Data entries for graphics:
----

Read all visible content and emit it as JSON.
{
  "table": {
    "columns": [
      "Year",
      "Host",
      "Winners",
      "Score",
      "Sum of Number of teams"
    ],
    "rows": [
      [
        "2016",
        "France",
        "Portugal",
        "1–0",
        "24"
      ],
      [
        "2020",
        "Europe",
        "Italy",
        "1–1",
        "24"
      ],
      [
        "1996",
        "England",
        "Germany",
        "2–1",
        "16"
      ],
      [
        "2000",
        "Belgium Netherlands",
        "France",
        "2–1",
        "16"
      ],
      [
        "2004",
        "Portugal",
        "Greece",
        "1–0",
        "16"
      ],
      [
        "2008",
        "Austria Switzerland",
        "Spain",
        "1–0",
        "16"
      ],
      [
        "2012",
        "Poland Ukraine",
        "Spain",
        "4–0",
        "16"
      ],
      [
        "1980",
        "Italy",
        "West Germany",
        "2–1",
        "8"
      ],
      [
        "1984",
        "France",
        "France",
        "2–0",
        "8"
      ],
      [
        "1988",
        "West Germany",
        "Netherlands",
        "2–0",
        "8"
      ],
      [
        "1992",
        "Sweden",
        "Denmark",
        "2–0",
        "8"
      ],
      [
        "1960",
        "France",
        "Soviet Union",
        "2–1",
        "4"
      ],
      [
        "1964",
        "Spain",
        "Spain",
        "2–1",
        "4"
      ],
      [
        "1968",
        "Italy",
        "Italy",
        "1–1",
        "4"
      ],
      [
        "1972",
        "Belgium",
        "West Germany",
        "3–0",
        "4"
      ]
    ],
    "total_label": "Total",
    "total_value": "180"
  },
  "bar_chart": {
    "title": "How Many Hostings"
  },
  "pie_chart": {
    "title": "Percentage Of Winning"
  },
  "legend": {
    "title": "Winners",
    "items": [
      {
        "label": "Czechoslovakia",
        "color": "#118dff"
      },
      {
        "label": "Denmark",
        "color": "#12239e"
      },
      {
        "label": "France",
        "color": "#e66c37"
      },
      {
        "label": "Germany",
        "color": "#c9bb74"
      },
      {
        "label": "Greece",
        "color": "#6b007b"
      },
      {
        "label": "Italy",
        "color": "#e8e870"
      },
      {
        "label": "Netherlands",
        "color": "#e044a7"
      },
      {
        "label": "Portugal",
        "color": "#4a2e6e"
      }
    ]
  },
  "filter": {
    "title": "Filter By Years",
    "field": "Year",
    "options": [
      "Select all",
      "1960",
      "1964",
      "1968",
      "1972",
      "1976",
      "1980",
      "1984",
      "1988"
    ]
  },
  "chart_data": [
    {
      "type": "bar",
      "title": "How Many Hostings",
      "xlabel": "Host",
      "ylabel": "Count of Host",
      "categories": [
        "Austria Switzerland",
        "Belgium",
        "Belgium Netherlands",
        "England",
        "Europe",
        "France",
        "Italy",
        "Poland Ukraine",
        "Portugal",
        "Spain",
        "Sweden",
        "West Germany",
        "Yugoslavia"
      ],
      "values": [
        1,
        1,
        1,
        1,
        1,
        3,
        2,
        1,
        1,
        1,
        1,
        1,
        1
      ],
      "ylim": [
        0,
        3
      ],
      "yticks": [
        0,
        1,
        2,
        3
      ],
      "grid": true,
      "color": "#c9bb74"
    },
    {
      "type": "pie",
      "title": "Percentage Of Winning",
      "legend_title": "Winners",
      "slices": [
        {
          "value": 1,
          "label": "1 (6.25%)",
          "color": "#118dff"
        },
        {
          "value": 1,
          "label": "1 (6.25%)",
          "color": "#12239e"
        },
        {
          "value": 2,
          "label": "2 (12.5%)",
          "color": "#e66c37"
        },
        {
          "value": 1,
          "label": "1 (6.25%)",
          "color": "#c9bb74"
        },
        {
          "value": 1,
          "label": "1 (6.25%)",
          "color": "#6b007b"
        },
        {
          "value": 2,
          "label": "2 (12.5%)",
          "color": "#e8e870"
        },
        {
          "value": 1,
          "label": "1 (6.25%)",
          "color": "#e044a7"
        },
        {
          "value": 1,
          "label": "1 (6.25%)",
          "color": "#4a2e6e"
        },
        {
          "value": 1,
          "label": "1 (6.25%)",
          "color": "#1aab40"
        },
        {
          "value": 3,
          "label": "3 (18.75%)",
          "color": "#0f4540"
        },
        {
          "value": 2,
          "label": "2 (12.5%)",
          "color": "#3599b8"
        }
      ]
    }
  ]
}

----

Search the data for "Netherlands". Copy every matching line.

● Worked answer
        "Belgium Netherlands",
        "Netherlands",
        "label": "Netherlands",
        "Belgium Netherlands",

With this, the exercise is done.